**STATED GOAL:**
Your task is to repeat the entries underneath exactly, minus the pictures.

--- begin DATASET RECORDS ---

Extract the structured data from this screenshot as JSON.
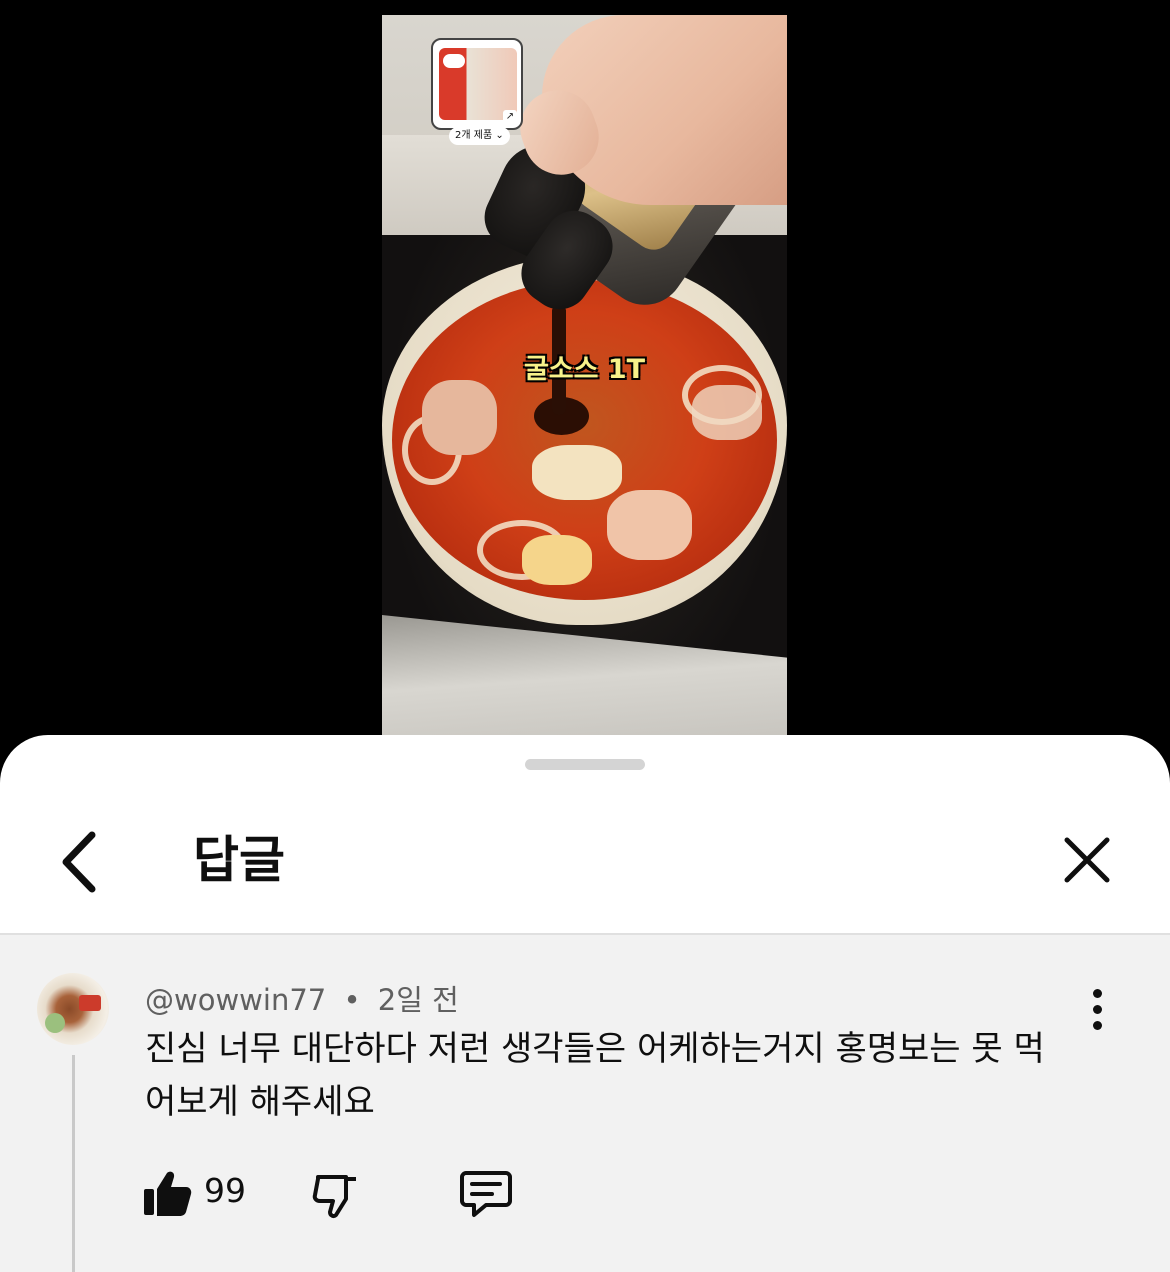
{
  "video": {
    "overlay_caption": "굴소스 1T",
    "product_count_label": "2개 제품",
    "product_expand_icon": "chevron-down-icon",
    "product_link_icon": "external-link-icon"
  },
  "sheet": {
    "title": "답글",
    "back_icon": "chevron-left-icon",
    "close_icon": "close-icon"
  },
  "comment": {
    "author": "@wowwin77",
    "separator": "•",
    "time": "2일 전",
    "text": "진심 너무 대단하다 저런 생각들은 어케하는거지 홍명보는 못 먹어보게 해주세요",
    "like_count": "99",
    "icons": {
      "like": "thumbs-up-filled-icon",
      "dislike": "thumbs-down-icon",
      "reply": "reply-comment-icon",
      "more": "more-vertical-icon"
    }
  },
  "colors": {
    "sheet_bg": "#ffffff",
    "comment_bg": "#f2f2f2",
    "text_primary": "#0f0f0f",
    "text_secondary": "#606060",
    "caption_yellow": "#f7f28a"
  }
}
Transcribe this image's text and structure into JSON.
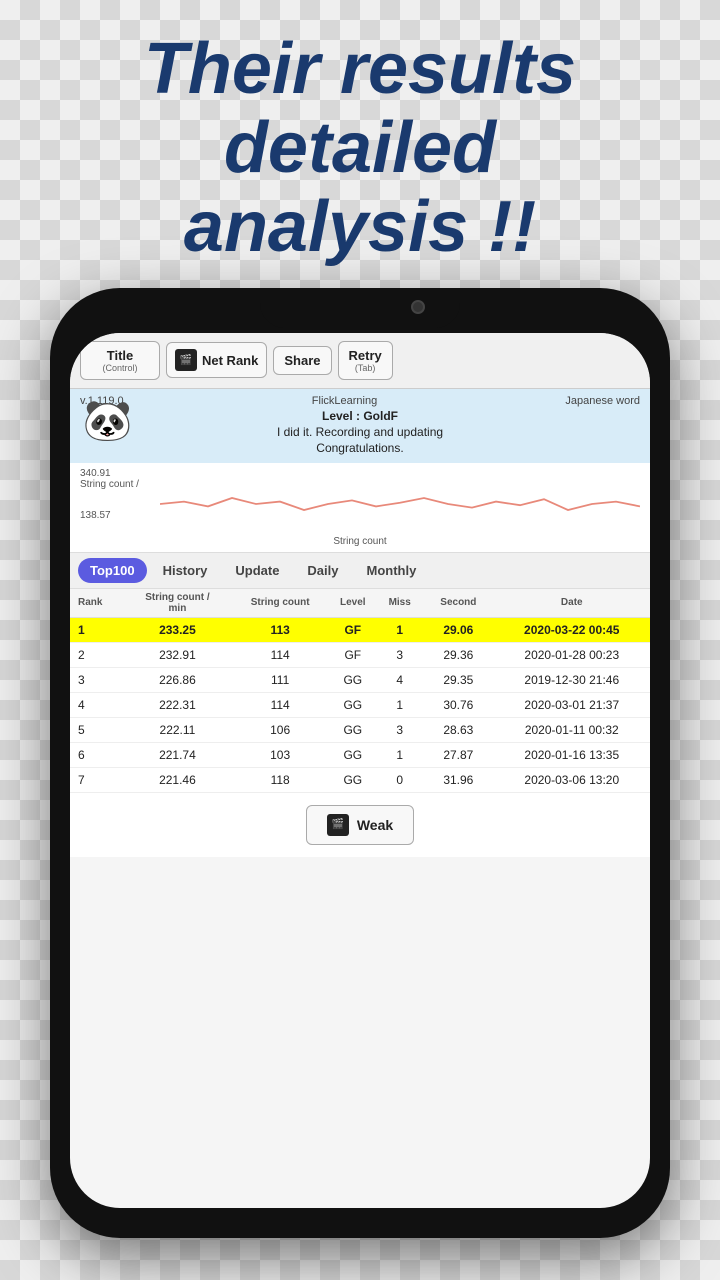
{
  "headline": {
    "line1": "Their results",
    "line2": "detailed",
    "line3": "analysis !!"
  },
  "toolbar": {
    "title_label": "Title",
    "title_sublabel": "(Control)",
    "net_rank_label": "Net Rank",
    "share_label": "Share",
    "retry_label": "Retry",
    "retry_sublabel": "(Tab)"
  },
  "info": {
    "version": "v.1.119.0",
    "app_name": "FlickLearning",
    "level": "Level : GoldF",
    "message": "I did it. Recording and updating",
    "message2": "Congratulations.",
    "type": "Japanese word"
  },
  "chart": {
    "y_max": "340.91",
    "y_label": "String count /",
    "y_min": "138.57",
    "x_label": "String count"
  },
  "tabs": [
    {
      "id": "top100",
      "label": "Top100",
      "active": true
    },
    {
      "id": "history",
      "label": "History",
      "active": false
    },
    {
      "id": "update",
      "label": "Update",
      "active": false
    },
    {
      "id": "daily",
      "label": "Daily",
      "active": false
    },
    {
      "id": "monthly",
      "label": "Monthly",
      "active": false
    }
  ],
  "table": {
    "headers": [
      "Rank",
      "String count /\nmin",
      "String count",
      "Level",
      "Miss",
      "Second",
      "Date"
    ],
    "rows": [
      {
        "rank": "1",
        "string_rate": "233.25",
        "string_count": "113",
        "level": "GF",
        "miss": "1",
        "second": "29.06",
        "date": "2020-03-22 00:45",
        "highlight": true
      },
      {
        "rank": "2",
        "string_rate": "232.91",
        "string_count": "114",
        "level": "GF",
        "miss": "3",
        "second": "29.36",
        "date": "2020-01-28 00:23",
        "highlight": false
      },
      {
        "rank": "3",
        "string_rate": "226.86",
        "string_count": "111",
        "level": "GG",
        "miss": "4",
        "second": "29.35",
        "date": "2019-12-30 21:46",
        "highlight": false
      },
      {
        "rank": "4",
        "string_rate": "222.31",
        "string_count": "114",
        "level": "GG",
        "miss": "1",
        "second": "30.76",
        "date": "2020-03-01 21:37",
        "highlight": false
      },
      {
        "rank": "5",
        "string_rate": "222.11",
        "string_count": "106",
        "level": "GG",
        "miss": "3",
        "second": "28.63",
        "date": "2020-01-11 00:32",
        "highlight": false
      },
      {
        "rank": "6",
        "string_rate": "221.74",
        "string_count": "103",
        "level": "GG",
        "miss": "1",
        "second": "27.87",
        "date": "2020-01-16 13:35",
        "highlight": false
      },
      {
        "rank": "7",
        "string_rate": "221.46",
        "string_count": "118",
        "level": "GG",
        "miss": "0",
        "second": "31.96",
        "date": "2020-03-06 13:20",
        "highlight": false
      }
    ]
  },
  "weak_button": {
    "label": "Weak"
  }
}
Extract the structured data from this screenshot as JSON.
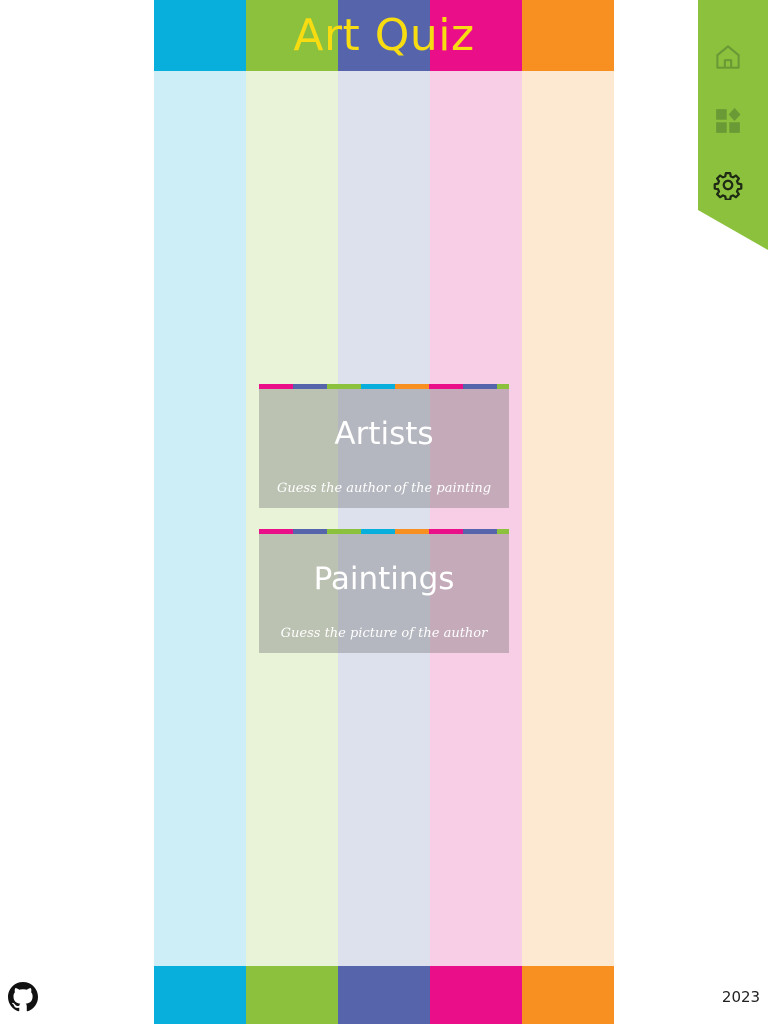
{
  "app": {
    "title": "Art Quiz",
    "year": "2023"
  },
  "colors": {
    "blue": "#08aedc",
    "green": "#8bc13d",
    "purple": "#5564ab",
    "pink": "#ea0e88",
    "orange": "#f78f21",
    "title": "#f8dc12"
  },
  "stripes": [
    {
      "strong": "#08aedc",
      "light": "#cdeef6"
    },
    {
      "strong": "#8bc13d",
      "light": "#e8f3d8"
    },
    {
      "strong": "#5564ab",
      "light": "#dde1ee"
    },
    {
      "strong": "#ea0e88",
      "light": "#f8cde6"
    },
    {
      "strong": "#f78f21",
      "light": "#fde8d2"
    }
  ],
  "side_menu": {
    "items": [
      {
        "name": "home",
        "icon": "home-icon"
      },
      {
        "name": "categories",
        "icon": "categories-icon"
      },
      {
        "name": "settings",
        "icon": "gear-icon"
      }
    ]
  },
  "cards": [
    {
      "title": "Artists",
      "subtitle": "Guess the author of the painting"
    },
    {
      "title": "Paintings",
      "subtitle": "Guess the picture of the author"
    }
  ],
  "footer": {
    "icon": "github-icon"
  }
}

--- end DATASET RECORDS ---

**EXERCISE RESPONSE:**
Extract the structured data from this screenshot as JSON.
{
  "video": {
    "overlay_caption": "굴소스 1T",
    "product_count_label": "2개 제품",
    "product_expand_icon": "chevron-down-icon",
    "product_link_icon": "external-link-icon"
  },
  "sheet": {
    "title": "답글",
    "back_icon": "chevron-left-icon",
    "close_icon": "close-icon"
  },
  "comment": {
    "author": "@wowwin77",
    "separator": "•",
    "time": "2일 전",
    "text": "진심 너무 대단하다 저런 생각들은 어케하는거지 홍명보는 못 먹어보게 해주세요",
    "like_count": "99",
    "icons": {
      "like": "thumbs-up-filled-icon",
      "dislike": "thumbs-down-icon",
      "reply": "reply-comment-icon",
      "more": "more-vertical-icon"
    }
  },
  "colors": {
    "sheet_bg": "#ffffff",
    "comment_bg": "#f2f2f2",
    "text_primary": "#0f0f0f",
    "text_secondary": "#606060",
    "caption_yellow": "#f7f28a"
  }
}
Transcribe this image's text and structure into JSON.
{
  "headline": {
    "line1": "Their results",
    "line2": "detailed",
    "line3": "analysis !!"
  },
  "toolbar": {
    "title_label": "Title",
    "title_sublabel": "(Control)",
    "net_rank_label": "Net Rank",
    "share_label": "Share",
    "retry_label": "Retry",
    "retry_sublabel": "(Tab)"
  },
  "info": {
    "version": "v.1.119.0",
    "app_name": "FlickLearning",
    "level": "Level : GoldF",
    "message": "I did it. Recording and updating",
    "message2": "Congratulations.",
    "type": "Japanese word"
  },
  "chart": {
    "y_max": "340.91",
    "y_label": "String count /",
    "y_min": "138.57",
    "x_label": "String count"
  },
  "tabs": [
    {
      "id": "top100",
      "label": "Top100",
      "active": true
    },
    {
      "id": "history",
      "label": "History",
      "active": false
    },
    {
      "id": "update",
      "label": "Update",
      "active": false
    },
    {
      "id": "daily",
      "label": "Daily",
      "active": false
    },
    {
      "id": "monthly",
      "label": "Monthly",
      "active": false
    }
  ],
  "table": {
    "headers": [
      "Rank",
      "String count /\nmin",
      "String count",
      "Level",
      "Miss",
      "Second",
      "Date"
    ],
    "rows": [
      {
        "rank": "1",
        "string_rate": "233.25",
        "string_count": "113",
        "level": "GF",
        "miss": "1",
        "second": "29.06",
        "date": "2020-03-22 00:45",
        "highlight": true
      },
      {
        "rank": "2",
        "string_rate": "232.91",
        "string_count": "114",
        "level": "GF",
        "miss": "3",
        "second": "29.36",
        "date": "2020-01-28 00:23",
        "highlight": false
      },
      {
        "rank": "3",
        "string_rate": "226.86",
        "string_count": "111",
        "level": "GG",
        "miss": "4",
        "second": "29.35",
        "date": "2019-12-30 21:46",
        "highlight": false
      },
      {
        "rank": "4",
        "string_rate": "222.31",
        "string_count": "114",
        "level": "GG",
        "miss": "1",
        "second": "30.76",
        "date": "2020-03-01 21:37",
        "highlight": false
      },
      {
        "rank": "5",
        "string_rate": "222.11",
        "string_count": "106",
        "level": "GG",
        "miss": "3",
        "second": "28.63",
        "date": "2020-01-11 00:32",
        "highlight": false
      },
      {
        "rank": "6",
        "string_rate": "221.74",
        "string_count": "103",
        "level": "GG",
        "miss": "1",
        "second": "27.87",
        "date": "2020-01-16 13:35",
        "highlight": false
      },
      {
        "rank": "7",
        "string_rate": "221.46",
        "string_count": "118",
        "level": "GG",
        "miss": "0",
        "second": "31.96",
        "date": "2020-03-06 13:20",
        "highlight": false
      }
    ]
  },
  "weak_button": {
    "label": "Weak"
  }
}
Extract the structured data from this screenshot as JSON.
{
  "app": {
    "title": "Art Quiz",
    "year": "2023"
  },
  "colors": {
    "blue": "#08aedc",
    "green": "#8bc13d",
    "purple": "#5564ab",
    "pink": "#ea0e88",
    "orange": "#f78f21",
    "title": "#f8dc12"
  },
  "stripes": [
    {
      "strong": "#08aedc",
      "light": "#cdeef6"
    },
    {
      "strong": "#8bc13d",
      "light": "#e8f3d8"
    },
    {
      "strong": "#5564ab",
      "light": "#dde1ee"
    },
    {
      "strong": "#ea0e88",
      "light": "#f8cde6"
    },
    {
      "strong": "#f78f21",
      "light": "#fde8d2"
    }
  ],
  "side_menu": {
    "items": [
      {
        "name": "home",
        "icon": "home-icon"
      },
      {
        "name": "categories",
        "icon": "categories-icon"
      },
      {
        "name": "settings",
        "icon": "gear-icon"
      }
    ]
  },
  "cards": [
    {
      "title": "Artists",
      "subtitle": "Guess the author of the painting"
    },
    {
      "title": "Paintings",
      "subtitle": "Guess the picture of the author"
    }
  ],
  "footer": {
    "icon": "github-icon"
  }
}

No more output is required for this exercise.